RECORD SET |
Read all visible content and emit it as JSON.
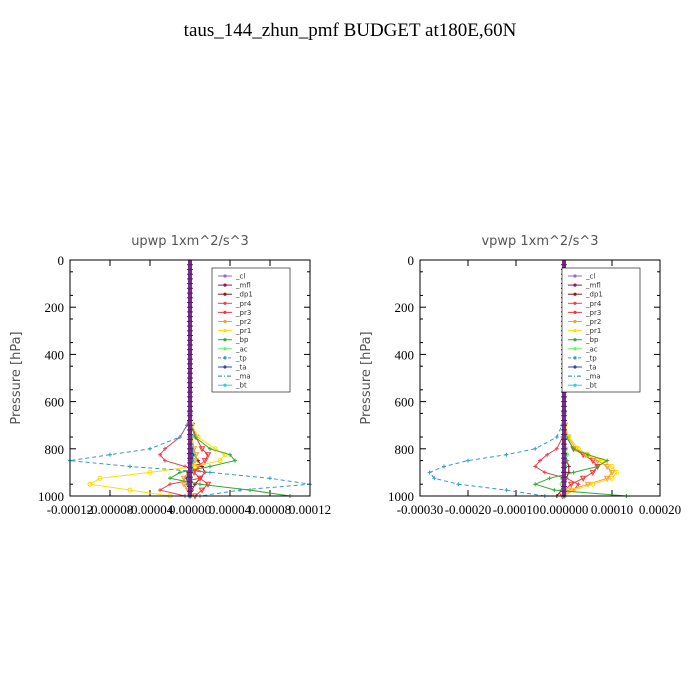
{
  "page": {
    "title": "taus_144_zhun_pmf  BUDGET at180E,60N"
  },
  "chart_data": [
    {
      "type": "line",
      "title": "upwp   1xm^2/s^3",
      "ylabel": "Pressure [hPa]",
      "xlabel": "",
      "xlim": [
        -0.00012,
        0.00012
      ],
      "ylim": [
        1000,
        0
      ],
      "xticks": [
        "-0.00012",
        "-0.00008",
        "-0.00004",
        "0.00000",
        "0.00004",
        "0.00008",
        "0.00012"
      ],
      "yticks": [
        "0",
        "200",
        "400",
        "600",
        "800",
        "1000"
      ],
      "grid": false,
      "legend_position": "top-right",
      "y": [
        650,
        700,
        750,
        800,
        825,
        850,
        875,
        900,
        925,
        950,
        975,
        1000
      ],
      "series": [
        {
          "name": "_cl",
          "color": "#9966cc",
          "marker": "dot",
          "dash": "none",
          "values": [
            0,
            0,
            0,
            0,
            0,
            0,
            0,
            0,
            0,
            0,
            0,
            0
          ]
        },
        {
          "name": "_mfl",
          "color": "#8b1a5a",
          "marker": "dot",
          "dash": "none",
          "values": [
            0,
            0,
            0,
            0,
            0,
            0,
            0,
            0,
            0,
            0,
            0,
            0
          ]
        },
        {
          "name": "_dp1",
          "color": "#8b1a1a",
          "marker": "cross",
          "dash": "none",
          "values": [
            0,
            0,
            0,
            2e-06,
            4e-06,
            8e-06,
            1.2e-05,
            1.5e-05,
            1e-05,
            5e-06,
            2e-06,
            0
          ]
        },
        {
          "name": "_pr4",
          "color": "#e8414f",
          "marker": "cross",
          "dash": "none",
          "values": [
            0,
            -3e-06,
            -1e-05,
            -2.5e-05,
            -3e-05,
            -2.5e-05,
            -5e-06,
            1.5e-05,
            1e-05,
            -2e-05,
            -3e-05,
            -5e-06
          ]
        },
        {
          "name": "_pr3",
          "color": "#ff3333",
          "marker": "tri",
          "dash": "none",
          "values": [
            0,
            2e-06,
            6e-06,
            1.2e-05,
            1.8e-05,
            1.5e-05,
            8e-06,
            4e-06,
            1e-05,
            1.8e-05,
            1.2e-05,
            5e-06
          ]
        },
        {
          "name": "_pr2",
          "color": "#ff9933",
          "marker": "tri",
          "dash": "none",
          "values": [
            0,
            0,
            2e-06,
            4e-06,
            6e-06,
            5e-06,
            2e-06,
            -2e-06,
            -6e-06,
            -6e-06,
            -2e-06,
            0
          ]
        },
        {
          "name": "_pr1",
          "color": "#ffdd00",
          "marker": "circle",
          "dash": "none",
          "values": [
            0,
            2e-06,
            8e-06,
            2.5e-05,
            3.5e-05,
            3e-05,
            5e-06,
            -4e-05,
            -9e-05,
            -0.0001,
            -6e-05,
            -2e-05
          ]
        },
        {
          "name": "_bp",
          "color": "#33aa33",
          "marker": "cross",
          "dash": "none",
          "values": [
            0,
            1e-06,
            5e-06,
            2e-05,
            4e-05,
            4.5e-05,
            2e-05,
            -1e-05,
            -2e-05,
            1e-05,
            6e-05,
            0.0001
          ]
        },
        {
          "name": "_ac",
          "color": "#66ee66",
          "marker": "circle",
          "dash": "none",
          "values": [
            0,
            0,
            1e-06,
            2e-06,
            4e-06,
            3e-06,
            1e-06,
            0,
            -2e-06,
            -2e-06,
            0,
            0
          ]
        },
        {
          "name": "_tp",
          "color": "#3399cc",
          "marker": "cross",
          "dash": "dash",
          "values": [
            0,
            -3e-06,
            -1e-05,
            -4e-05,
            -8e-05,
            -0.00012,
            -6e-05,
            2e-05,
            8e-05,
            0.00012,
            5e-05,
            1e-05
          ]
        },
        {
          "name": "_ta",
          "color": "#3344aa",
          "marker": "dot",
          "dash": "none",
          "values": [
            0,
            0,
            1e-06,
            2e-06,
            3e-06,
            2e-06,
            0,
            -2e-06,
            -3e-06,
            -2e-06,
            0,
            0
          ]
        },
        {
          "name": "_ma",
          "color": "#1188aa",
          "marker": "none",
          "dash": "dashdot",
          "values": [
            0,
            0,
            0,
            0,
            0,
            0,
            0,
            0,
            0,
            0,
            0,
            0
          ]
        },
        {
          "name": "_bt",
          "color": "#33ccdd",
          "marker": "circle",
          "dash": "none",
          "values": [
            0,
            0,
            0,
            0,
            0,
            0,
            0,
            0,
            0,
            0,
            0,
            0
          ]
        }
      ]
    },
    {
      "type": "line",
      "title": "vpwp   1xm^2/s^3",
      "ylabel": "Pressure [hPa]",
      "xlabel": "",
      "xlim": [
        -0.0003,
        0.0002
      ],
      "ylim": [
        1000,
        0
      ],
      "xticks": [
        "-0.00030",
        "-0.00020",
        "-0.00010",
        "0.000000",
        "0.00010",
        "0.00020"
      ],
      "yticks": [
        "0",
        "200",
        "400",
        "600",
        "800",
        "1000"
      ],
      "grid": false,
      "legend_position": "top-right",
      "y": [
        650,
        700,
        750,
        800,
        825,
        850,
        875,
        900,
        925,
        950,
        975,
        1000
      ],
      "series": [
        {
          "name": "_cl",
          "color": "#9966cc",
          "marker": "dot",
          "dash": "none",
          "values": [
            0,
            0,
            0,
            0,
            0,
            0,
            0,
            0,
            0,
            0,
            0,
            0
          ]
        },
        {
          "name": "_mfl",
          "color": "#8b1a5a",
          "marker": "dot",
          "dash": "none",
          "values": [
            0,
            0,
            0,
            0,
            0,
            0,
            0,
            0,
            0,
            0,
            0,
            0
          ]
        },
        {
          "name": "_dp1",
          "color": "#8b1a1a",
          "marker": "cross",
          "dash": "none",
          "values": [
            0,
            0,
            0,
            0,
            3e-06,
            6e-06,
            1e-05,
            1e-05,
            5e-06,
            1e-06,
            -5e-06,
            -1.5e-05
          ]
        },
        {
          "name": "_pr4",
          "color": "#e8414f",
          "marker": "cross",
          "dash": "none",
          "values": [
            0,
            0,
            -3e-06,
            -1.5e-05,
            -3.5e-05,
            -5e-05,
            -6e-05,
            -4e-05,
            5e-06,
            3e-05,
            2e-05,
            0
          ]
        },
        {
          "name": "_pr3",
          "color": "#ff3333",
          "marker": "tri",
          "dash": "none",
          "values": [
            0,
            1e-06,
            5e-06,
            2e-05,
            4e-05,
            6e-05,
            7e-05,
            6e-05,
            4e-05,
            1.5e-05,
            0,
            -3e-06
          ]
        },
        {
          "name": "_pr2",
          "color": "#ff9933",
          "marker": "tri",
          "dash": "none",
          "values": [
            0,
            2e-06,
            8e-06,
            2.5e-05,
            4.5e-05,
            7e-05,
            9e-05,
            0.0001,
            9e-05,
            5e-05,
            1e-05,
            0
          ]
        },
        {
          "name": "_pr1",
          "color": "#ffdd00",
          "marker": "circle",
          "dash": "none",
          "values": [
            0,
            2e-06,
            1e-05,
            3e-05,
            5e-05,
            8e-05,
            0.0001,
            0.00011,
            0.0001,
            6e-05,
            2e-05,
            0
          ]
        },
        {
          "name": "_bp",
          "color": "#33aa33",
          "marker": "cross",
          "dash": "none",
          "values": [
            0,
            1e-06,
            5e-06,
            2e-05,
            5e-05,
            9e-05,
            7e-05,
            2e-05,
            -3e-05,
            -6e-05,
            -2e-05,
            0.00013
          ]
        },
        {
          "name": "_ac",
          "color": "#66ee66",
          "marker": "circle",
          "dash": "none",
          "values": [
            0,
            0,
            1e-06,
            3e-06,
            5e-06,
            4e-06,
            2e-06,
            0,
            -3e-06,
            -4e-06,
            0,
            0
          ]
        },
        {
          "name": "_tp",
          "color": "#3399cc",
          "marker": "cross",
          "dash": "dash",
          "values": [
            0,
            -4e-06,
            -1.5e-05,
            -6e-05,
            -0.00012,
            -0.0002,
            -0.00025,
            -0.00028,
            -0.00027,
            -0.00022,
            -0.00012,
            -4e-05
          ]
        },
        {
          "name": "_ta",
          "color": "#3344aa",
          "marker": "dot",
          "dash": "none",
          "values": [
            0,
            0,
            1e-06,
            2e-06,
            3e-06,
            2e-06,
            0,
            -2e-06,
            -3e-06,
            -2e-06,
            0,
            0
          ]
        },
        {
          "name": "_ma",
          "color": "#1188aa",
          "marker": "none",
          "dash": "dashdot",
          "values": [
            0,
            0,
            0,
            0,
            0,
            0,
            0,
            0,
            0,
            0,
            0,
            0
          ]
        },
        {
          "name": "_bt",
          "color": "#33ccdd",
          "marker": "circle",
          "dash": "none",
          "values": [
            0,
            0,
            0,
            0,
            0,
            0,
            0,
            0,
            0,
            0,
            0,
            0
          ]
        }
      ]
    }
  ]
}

TASK TO CARRY OUT | Go through the records and pull out each line that includes the word "title".

RESULT OF THIS TASK |
    "title": "taus_144_zhun_pmf  BUDGET at180E,60N"
      "title": "upwp   1xm^2/s^3",
      "title": "vpwp   1xm^2/s^3",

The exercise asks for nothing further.